* _EXCERPTED PASSAGE_:
►
Your pups don't have "early" teeth. Quite normal timing. 
Bet they are cute as heck.

Have fun.

LQ


----------



## Shahbazin (Dec 10, 2002)

I usually start supplementing my pups as soon as their eyes open, around 2 weeks (I have to feed individually from a saucer, & hold each pup's scruff to keep them from inhaling the mix), a mixture of baby cereal & goat's milk. By 3 1/2 weeks, the goat's milk is blended w/soaked pureed puppy kibble, & by 4 weeks, I add a (heavy, non-tip) crock bowl of water in one corner of the whelping box, plus another bowl of dry for them to start chewing on. If I didn't start as early as I do, it'd take the dam down too much; ASD pups are about 1 1/2 lbs when born, but are 10 lbs by 4 weeks, & around 20-25 lbs by 8 weeks. Times 8-10 pups, you're talking about around 100 lbs of puppy mass gained in the 1st month alone! (Equal to the weight of the mother  )
Newborn:









2 1/2 weeks:









4 weeks:


----------



## Cindy in KY (May 10, 2002)

You've got to trim the puppies nails at 2 weeks old and each week thereafter. Some mums don't like to stay in there because of the nails. I use a regular toenail clipper to clip their nails.

I start feeding soaked pup food at 3 weeks, twice a day. I add a touch of canned puppy food to it to make it yummy smelling. They also have a pan of dry puppy available for in-between feedings for crunchy. I get the pups eating more and more as they grow, as not to put too much of a demand on the mum. At 5 wks, you can take the mum out, and let them nurse each morning, and then before bed. And then this way will slowly dry her up.

You need to worm your pups starting at 2 wks. I worm them each wk with pyrantel. Each week, I worm and trim nails.


----------



## Cheryl in SD (Apr 22, 2005)

Little Quacker in OR said:


> Please...IT's 'YEllOW LAB"..Goldens are another retriever. Might as well learn the language.


ok, the mother's owner told me she was a purebred Golden Lab. But she was a beautiful brown/red color. In reading, those fall under the Yellow Lab category. Either way, Cinnamon is beautiful. And yes, the puppies are SOOOO cute. If I can locate my camera, I will try to post a picture.
◄
* _YOUR OBJECTIVE_:
From the puppy-care thread, copy the part beginning at the words "I start feeding" and ending after "dry her up.", swapping "twice a day" for "three times a day". The rows that follow were taken from a different source than the thread above.

* _PROVIDED RECORDS_:
►
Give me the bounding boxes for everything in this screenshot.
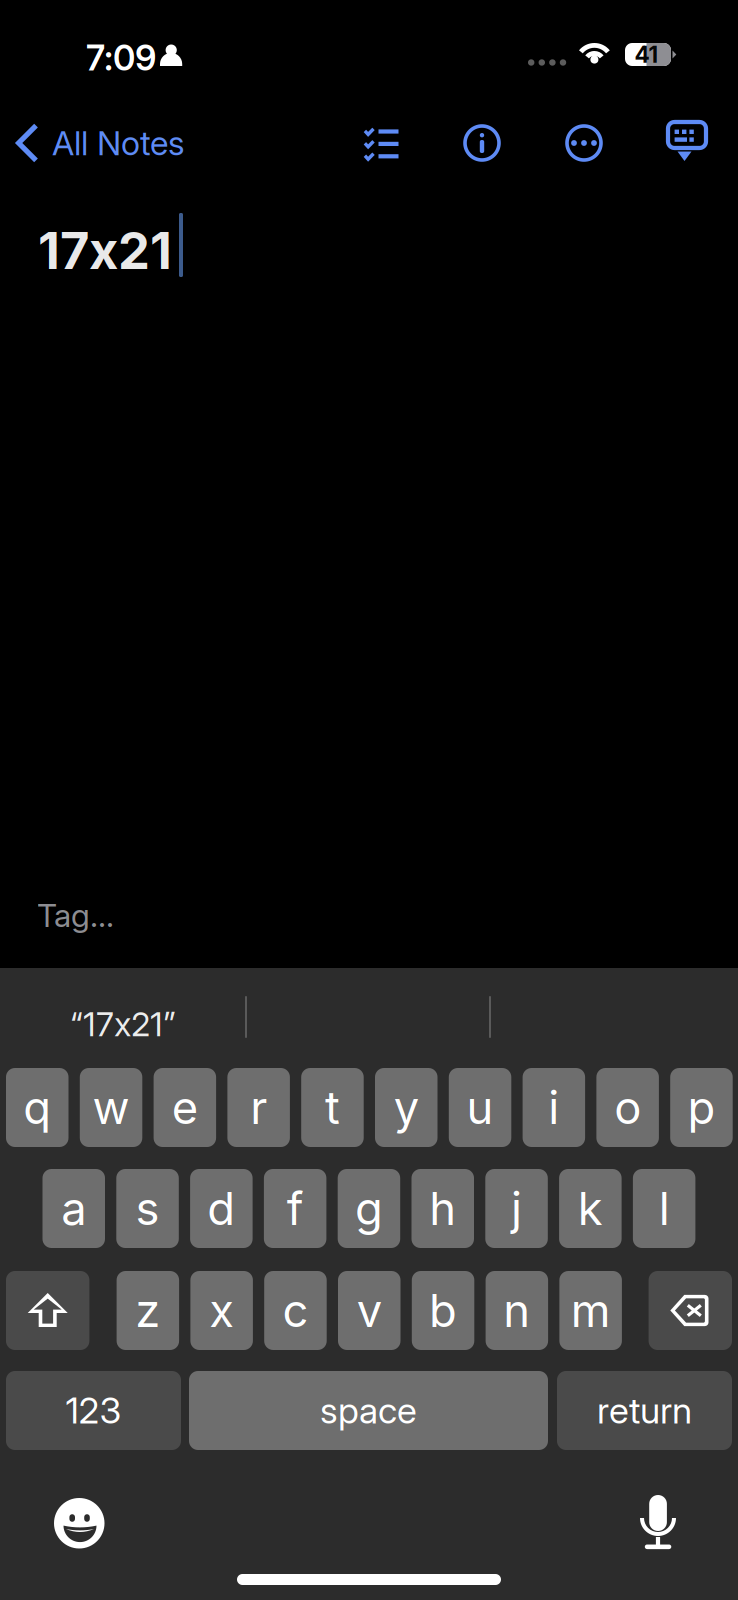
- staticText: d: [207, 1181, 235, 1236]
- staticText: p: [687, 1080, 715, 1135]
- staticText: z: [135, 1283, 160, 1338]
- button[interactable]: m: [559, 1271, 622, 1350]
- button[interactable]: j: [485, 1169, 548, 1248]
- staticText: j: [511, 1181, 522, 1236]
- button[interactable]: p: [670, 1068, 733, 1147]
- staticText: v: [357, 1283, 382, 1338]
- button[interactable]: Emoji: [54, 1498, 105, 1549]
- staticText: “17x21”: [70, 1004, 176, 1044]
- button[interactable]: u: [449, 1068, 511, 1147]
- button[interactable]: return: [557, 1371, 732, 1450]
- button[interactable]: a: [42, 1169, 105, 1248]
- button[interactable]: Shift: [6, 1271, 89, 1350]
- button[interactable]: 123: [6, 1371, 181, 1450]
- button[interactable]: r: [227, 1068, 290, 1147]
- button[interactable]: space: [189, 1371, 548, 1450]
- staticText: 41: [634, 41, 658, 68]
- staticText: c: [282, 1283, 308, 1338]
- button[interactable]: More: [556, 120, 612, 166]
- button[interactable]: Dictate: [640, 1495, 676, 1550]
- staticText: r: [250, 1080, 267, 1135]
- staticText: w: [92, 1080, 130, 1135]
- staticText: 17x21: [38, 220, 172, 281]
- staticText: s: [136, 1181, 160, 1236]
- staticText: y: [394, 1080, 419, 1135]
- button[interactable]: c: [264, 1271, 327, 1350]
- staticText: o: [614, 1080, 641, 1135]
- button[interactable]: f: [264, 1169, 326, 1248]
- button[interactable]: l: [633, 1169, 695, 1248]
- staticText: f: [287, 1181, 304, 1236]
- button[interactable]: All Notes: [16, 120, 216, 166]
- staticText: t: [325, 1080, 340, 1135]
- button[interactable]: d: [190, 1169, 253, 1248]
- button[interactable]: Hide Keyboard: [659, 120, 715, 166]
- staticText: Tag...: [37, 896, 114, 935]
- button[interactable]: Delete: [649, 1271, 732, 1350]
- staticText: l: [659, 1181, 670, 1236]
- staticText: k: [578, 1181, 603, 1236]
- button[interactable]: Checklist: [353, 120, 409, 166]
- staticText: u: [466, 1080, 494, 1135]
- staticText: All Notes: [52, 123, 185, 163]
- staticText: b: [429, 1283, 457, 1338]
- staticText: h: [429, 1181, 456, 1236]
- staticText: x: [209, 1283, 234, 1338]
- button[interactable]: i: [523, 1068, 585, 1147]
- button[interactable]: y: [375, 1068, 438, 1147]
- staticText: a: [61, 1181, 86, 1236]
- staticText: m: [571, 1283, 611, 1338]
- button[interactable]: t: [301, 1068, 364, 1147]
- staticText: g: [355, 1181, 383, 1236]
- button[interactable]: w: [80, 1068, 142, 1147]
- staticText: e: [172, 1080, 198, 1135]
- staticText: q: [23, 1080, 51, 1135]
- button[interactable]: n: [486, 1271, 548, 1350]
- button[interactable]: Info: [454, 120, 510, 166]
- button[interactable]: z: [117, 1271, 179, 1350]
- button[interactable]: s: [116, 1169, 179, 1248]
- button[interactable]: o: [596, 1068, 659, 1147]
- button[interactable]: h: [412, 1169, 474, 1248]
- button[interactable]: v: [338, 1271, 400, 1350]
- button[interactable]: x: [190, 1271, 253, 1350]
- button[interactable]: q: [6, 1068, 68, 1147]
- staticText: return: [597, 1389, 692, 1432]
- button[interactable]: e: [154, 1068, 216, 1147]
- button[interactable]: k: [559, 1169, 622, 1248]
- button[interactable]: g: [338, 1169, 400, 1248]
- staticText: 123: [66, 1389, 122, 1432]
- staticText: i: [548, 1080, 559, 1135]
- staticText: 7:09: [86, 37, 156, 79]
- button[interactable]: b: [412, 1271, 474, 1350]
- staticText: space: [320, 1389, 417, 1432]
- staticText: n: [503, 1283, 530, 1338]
◄
* _SOLVED PROBLEM_:
I start feeding soaked pup food at 3 weeks, three times a day. I add a touch of canned puppy food to it to make it yummy smelling. They also have a pan of dry puppy available for in-between feedings for crunchy. I get the pups eating more and more as they grow, as not to put too much of a demand on the mum. At 5 wks, you can take the mum out, and let them nurse each morning, and then before bed. And then this way will slowly dry her up.